• REQUIRED WORK
From the listing below, pull out all lines with "this" in them.
○ ○ ○ ○ ○
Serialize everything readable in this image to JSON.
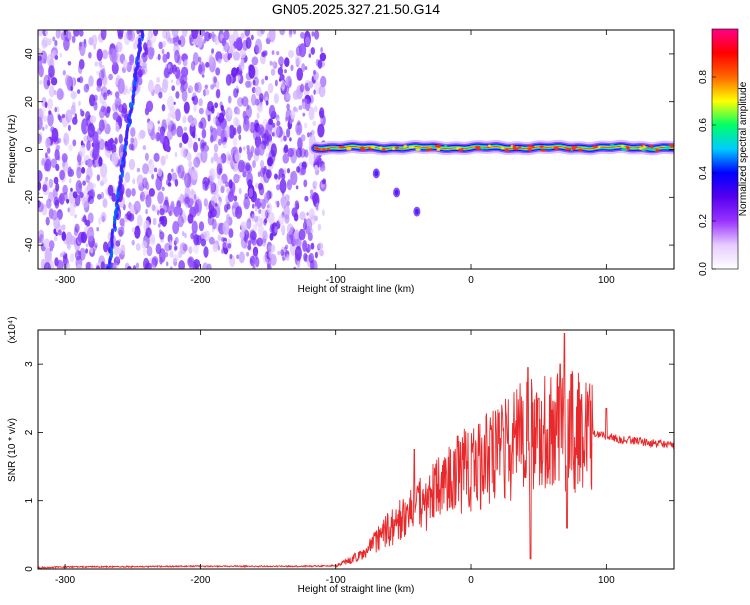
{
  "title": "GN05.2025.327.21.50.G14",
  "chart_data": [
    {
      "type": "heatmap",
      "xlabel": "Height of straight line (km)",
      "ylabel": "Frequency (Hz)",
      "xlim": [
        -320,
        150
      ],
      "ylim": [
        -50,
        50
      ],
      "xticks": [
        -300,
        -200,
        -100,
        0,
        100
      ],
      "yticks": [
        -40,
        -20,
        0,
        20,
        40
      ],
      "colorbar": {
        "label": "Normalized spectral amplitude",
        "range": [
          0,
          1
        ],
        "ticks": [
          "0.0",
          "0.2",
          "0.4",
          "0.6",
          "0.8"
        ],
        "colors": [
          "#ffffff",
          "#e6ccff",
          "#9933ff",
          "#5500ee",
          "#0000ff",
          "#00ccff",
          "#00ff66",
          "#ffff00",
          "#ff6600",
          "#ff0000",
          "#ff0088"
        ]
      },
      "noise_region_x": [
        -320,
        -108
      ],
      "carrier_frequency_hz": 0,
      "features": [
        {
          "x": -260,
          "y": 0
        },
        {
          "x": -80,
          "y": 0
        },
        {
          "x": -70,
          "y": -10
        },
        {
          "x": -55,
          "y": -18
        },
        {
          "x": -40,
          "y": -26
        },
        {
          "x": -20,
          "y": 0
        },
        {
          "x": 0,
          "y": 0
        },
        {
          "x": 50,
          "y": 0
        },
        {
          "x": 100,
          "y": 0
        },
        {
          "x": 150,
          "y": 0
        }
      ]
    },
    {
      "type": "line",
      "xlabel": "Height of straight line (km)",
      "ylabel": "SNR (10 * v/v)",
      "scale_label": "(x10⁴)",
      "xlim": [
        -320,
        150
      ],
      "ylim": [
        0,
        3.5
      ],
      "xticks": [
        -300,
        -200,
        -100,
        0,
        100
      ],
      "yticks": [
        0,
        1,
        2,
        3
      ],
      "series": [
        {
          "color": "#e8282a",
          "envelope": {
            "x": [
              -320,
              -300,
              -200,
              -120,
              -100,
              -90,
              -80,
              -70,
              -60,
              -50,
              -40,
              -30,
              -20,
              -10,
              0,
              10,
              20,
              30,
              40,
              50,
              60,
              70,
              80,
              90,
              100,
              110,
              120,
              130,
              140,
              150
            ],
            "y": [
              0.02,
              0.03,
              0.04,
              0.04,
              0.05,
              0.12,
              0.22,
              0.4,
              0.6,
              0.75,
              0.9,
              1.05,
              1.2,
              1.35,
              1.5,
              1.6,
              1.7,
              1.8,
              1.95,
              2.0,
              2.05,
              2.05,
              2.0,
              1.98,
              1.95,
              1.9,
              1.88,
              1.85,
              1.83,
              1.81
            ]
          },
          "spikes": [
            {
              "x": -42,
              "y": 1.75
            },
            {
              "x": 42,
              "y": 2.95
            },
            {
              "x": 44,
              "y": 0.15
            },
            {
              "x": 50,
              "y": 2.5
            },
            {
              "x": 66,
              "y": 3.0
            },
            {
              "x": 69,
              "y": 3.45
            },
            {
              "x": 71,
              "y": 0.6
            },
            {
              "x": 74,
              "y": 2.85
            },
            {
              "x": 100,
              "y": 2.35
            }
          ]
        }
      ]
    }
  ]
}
○ ○ ○ ○ ○
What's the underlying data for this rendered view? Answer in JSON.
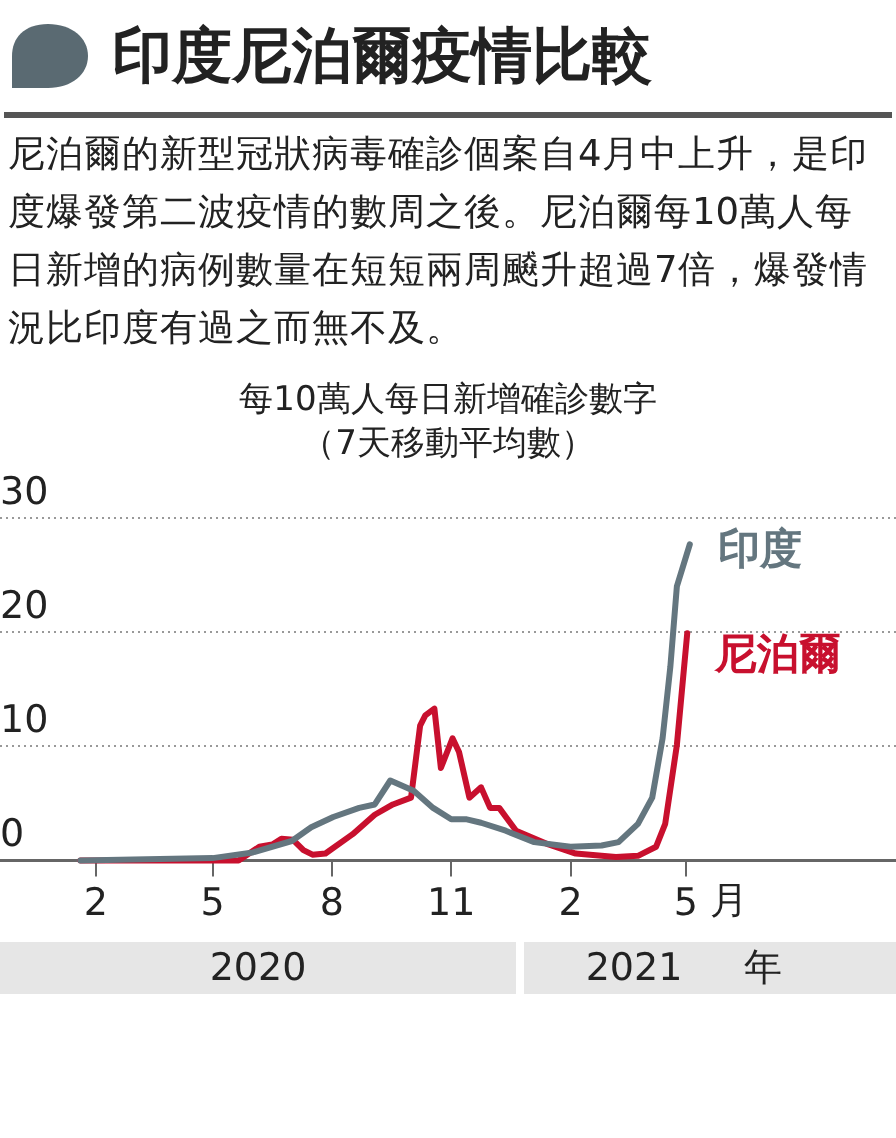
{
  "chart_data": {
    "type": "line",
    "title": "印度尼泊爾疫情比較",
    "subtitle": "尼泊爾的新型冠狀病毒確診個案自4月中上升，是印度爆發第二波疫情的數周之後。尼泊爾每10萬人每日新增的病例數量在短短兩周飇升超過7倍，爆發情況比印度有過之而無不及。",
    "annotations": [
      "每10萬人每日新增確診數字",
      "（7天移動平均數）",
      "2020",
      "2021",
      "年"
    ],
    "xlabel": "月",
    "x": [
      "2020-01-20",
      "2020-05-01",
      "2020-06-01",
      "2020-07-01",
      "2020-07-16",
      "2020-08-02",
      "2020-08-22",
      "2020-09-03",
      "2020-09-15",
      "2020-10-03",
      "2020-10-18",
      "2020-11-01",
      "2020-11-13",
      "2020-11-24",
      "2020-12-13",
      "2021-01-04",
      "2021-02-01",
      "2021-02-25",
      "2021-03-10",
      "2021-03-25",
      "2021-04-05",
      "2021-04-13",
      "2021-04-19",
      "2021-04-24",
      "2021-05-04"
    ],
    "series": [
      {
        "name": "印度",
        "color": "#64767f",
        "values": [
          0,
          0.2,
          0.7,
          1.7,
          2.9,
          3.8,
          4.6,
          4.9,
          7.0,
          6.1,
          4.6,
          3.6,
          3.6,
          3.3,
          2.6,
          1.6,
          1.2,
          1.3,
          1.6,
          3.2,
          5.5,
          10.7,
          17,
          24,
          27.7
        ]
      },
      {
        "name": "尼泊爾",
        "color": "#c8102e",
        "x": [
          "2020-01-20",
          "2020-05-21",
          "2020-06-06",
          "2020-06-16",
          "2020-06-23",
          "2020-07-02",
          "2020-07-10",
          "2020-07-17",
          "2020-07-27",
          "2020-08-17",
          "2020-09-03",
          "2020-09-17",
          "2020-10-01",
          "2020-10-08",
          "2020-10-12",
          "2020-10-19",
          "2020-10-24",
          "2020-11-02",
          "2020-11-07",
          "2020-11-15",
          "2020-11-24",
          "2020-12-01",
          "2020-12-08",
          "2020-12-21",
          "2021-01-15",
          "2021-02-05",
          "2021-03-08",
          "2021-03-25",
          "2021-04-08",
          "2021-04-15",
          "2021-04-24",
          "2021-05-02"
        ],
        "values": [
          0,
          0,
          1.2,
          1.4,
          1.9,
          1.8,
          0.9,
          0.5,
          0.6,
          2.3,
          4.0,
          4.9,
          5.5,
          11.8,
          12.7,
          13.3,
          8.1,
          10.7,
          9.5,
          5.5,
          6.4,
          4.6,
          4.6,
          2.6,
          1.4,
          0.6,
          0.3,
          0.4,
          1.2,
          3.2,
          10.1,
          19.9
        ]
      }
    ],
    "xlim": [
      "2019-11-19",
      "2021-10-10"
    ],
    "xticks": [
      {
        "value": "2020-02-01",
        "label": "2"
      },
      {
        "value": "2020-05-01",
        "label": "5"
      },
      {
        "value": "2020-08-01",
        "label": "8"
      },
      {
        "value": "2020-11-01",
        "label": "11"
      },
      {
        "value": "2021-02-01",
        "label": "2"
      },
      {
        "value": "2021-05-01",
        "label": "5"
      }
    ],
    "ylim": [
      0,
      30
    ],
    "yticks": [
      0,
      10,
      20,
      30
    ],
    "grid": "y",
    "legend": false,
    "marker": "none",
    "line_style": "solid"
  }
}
○ ○ ○ ○ ○
• EXPECTED ANSWER
Serialize everything readable in this image to JSON.
What's the underlying data for this rendered view? Answer in JSON.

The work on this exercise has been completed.